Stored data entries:
***

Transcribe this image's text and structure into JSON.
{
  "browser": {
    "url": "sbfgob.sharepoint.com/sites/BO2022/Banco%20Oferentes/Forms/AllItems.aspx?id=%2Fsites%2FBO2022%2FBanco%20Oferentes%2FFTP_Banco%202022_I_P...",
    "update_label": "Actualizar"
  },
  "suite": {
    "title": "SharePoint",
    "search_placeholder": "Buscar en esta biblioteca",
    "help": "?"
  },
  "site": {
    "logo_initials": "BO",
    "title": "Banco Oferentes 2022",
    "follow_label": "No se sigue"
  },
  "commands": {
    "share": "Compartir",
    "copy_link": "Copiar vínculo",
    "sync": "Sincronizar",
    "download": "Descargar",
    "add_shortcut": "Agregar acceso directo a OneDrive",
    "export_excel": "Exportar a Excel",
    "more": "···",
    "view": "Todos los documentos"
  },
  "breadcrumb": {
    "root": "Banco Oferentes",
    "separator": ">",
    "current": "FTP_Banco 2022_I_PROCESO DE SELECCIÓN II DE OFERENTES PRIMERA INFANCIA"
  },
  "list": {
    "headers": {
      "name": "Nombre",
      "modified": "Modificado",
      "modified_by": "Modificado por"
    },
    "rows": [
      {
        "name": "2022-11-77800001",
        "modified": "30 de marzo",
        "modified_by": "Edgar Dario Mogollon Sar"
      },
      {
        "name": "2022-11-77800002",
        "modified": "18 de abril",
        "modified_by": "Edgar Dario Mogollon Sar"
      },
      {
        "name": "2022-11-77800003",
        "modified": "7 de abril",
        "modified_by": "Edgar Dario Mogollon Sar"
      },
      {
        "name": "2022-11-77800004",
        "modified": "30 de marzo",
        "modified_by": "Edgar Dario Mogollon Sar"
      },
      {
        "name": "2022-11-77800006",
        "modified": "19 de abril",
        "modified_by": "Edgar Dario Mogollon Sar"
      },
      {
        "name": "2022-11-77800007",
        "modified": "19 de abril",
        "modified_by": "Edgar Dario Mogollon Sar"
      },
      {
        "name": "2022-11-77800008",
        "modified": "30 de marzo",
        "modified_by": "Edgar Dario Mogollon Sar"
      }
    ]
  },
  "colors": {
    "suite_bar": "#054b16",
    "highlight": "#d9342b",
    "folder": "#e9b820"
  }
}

***

REQUEST:
From the data above, show each line that contains "title".

SOLUTION TO THIS TASK:
    "title": "SharePoint",
    "title": "Banco Oferentes 2022",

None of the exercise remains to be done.